What you have to do :: Your answer is a single number: the count of lines that contain the string "Those".

___

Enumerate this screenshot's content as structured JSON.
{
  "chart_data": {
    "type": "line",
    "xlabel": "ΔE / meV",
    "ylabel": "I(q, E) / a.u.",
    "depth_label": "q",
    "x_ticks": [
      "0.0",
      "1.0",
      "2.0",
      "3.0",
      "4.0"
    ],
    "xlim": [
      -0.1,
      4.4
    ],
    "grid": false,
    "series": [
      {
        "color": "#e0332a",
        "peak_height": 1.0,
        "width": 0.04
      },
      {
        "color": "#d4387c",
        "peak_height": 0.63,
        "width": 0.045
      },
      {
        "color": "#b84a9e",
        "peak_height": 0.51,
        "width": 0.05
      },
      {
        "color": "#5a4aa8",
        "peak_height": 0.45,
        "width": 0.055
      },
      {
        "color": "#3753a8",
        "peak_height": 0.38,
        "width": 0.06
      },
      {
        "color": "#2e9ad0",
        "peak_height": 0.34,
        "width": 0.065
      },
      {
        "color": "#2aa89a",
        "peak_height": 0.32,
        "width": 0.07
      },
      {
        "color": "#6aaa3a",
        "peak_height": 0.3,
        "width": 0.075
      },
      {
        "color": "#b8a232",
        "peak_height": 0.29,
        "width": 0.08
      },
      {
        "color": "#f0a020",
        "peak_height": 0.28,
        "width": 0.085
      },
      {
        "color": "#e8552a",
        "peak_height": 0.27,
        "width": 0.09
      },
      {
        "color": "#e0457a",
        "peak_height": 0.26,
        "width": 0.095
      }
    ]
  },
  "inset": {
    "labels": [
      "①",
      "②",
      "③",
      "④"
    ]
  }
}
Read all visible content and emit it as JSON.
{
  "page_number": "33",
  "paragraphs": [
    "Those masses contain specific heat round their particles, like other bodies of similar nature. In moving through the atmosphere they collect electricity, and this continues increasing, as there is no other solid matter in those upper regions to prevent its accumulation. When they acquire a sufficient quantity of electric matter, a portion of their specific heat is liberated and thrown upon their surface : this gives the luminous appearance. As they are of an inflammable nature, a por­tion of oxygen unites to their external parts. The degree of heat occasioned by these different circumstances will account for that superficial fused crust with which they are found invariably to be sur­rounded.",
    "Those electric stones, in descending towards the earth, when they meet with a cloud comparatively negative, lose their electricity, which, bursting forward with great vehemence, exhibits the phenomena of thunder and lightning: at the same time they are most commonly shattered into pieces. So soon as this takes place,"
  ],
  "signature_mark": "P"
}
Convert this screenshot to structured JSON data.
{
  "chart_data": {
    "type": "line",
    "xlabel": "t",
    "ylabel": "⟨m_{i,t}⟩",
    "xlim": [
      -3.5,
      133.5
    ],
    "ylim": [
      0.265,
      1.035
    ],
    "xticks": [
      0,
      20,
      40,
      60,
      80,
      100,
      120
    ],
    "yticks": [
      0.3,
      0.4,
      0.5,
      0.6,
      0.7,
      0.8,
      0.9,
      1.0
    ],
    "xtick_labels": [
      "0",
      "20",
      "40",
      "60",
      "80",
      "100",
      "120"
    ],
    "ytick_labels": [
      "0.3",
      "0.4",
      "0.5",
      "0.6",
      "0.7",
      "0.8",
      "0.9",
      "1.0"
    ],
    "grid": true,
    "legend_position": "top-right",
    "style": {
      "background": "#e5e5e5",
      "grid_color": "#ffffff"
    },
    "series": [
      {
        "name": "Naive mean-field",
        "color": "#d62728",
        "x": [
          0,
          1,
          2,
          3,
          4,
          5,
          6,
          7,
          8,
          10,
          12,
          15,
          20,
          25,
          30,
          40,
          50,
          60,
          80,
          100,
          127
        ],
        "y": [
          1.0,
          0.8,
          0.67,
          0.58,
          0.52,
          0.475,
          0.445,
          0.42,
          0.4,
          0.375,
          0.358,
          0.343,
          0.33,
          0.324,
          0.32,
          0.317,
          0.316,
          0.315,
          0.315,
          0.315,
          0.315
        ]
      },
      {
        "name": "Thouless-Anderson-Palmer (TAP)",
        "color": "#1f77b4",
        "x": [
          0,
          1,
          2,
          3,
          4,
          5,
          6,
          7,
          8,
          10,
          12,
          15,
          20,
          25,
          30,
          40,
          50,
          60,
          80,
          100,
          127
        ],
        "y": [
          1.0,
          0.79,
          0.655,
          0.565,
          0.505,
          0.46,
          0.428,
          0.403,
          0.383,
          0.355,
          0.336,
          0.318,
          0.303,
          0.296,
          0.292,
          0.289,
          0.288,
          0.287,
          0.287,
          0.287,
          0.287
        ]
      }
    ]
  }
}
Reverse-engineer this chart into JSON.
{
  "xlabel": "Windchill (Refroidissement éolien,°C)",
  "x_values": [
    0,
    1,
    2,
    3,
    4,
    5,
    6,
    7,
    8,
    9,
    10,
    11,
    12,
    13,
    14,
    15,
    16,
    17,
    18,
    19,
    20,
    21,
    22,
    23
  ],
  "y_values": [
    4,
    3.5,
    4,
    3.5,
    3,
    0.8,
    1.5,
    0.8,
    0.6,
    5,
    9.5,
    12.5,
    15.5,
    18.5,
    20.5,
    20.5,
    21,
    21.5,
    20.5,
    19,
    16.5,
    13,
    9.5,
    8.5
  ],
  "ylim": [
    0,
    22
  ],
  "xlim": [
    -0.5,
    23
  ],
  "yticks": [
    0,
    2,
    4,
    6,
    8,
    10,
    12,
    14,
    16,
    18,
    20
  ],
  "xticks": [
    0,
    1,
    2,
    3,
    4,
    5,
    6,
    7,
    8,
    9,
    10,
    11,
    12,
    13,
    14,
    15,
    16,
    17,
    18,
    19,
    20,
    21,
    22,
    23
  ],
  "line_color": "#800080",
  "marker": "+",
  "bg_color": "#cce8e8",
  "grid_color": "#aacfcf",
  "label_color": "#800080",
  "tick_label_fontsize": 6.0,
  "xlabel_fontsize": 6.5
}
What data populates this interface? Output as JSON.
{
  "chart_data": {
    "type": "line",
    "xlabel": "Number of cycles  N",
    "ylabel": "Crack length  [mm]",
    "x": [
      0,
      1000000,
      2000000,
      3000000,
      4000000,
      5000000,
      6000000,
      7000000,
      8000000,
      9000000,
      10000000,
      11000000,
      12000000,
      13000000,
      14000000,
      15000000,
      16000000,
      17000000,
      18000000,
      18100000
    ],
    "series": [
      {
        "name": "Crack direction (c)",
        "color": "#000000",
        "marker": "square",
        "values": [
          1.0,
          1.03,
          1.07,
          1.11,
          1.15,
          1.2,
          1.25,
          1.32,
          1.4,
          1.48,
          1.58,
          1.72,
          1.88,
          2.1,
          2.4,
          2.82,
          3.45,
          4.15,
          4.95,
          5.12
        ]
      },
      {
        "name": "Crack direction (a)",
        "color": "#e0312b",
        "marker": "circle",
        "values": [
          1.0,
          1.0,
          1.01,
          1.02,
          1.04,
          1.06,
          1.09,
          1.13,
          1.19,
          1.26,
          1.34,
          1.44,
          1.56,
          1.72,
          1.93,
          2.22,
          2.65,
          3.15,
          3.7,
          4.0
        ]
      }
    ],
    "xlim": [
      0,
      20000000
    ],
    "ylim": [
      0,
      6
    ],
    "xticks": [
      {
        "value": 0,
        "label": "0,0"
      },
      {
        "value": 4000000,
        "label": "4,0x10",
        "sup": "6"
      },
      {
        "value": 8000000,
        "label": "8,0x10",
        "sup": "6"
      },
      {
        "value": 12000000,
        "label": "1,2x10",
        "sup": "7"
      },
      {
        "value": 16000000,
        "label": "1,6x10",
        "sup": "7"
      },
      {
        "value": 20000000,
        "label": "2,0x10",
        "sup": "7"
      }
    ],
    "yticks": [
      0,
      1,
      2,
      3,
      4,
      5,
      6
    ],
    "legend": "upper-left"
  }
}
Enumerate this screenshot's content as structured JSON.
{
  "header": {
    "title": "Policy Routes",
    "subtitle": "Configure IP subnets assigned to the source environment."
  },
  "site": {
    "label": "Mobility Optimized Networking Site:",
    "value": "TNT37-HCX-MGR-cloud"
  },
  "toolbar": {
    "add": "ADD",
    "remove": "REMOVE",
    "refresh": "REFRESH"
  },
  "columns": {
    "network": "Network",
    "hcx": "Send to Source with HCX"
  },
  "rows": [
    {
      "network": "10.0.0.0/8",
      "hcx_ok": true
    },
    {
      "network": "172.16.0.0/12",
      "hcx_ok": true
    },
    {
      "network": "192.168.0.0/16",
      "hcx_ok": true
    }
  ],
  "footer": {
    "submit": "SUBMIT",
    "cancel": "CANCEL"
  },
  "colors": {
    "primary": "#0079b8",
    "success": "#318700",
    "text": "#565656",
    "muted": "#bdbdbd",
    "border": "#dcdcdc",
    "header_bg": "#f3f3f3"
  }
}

___

Answer in full :: 2